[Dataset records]
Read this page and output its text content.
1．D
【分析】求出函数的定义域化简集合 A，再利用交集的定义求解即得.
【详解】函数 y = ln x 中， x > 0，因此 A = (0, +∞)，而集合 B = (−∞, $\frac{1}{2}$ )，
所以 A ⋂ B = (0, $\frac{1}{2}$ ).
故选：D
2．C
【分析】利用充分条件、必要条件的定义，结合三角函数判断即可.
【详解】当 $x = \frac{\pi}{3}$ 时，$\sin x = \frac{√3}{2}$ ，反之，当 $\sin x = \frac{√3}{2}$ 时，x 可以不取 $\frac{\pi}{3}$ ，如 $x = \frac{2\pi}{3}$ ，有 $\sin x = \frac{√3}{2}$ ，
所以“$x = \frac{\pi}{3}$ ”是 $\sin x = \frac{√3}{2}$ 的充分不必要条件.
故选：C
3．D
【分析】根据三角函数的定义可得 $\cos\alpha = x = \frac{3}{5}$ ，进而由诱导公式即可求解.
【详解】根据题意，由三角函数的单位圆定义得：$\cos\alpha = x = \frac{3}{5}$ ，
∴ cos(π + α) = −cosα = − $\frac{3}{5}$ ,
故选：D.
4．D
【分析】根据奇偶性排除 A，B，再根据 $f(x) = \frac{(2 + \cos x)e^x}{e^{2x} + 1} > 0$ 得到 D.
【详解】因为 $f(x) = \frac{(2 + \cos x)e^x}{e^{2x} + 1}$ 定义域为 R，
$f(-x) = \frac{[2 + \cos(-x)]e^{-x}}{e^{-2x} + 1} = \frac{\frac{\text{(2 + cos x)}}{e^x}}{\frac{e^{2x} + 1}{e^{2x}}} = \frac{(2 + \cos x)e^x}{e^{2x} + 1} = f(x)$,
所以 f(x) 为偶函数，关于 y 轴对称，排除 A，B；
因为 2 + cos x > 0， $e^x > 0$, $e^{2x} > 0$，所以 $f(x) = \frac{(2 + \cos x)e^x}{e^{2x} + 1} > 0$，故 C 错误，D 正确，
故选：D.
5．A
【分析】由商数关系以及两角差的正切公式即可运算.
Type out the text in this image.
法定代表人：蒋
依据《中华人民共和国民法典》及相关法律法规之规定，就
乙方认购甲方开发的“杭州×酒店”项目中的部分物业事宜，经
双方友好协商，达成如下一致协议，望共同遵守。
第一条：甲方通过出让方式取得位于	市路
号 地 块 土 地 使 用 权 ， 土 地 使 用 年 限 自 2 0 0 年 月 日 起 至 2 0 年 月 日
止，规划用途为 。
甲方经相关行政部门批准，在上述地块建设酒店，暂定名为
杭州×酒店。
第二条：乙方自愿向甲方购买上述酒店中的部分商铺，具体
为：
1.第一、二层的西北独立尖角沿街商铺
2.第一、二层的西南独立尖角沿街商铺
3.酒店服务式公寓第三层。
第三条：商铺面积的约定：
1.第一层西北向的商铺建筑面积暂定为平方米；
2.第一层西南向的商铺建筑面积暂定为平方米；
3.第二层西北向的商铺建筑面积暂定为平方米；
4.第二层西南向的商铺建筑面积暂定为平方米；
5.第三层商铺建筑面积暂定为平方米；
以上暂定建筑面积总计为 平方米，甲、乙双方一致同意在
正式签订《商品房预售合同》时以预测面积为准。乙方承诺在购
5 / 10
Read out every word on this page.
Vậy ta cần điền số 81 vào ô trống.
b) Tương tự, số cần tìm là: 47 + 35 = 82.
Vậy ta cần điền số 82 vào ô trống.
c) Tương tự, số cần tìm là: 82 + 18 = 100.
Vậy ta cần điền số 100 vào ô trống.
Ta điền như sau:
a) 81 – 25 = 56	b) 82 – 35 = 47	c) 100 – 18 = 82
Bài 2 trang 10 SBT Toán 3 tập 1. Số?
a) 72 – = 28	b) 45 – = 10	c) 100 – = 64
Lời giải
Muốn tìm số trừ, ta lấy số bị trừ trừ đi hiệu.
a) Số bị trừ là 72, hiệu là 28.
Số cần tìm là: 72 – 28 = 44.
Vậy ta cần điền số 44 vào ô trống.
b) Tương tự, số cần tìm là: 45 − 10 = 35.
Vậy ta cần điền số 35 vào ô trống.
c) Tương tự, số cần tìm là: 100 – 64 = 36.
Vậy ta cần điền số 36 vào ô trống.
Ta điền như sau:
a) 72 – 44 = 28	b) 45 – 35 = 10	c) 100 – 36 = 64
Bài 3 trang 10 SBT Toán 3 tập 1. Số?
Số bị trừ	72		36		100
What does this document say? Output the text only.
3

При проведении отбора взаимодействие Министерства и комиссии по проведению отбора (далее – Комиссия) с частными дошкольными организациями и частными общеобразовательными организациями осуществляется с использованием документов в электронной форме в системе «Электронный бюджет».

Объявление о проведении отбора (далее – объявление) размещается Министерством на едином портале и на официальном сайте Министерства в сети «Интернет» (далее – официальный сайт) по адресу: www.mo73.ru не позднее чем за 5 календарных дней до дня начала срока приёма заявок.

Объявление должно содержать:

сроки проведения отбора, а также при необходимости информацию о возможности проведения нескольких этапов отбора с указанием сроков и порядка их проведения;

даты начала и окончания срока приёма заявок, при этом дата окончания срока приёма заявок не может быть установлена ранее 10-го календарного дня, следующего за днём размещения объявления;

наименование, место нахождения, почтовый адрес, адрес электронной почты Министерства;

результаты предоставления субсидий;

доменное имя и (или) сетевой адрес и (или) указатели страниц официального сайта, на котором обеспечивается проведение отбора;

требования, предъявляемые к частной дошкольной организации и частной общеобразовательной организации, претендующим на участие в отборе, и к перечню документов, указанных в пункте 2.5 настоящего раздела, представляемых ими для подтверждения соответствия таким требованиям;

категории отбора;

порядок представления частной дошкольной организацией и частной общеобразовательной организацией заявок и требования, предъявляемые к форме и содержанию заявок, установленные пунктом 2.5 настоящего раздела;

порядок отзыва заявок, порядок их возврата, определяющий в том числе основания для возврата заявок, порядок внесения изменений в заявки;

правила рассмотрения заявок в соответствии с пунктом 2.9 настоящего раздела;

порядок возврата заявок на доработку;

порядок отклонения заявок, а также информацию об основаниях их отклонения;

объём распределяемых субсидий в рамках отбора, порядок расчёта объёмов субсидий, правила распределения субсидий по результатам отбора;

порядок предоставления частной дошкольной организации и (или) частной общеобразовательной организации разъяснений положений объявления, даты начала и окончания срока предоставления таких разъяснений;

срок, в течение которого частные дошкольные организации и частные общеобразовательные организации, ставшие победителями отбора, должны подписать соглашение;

— JOB —
Which lines above contain "документов"? Show each of them.

— OUTPUT BELOW —
При проведении отбора взаимодействие Министерства и комиссии по проведению отбора (далее – Комиссия) с частными дошкольными организациями и частными общеобразовательными организациями осуществляется с использованием документов в электронной форме в системе «Электронный бюджет».
требования, предъявляемые к частной дошкольной организации и частной общеобразовательной организации, претендующим на участие в отборе, и к перечню документов, указанных в пункте 2.5 настоящего раздела, представляемых ими для подтверждения соответствия таким требованиям;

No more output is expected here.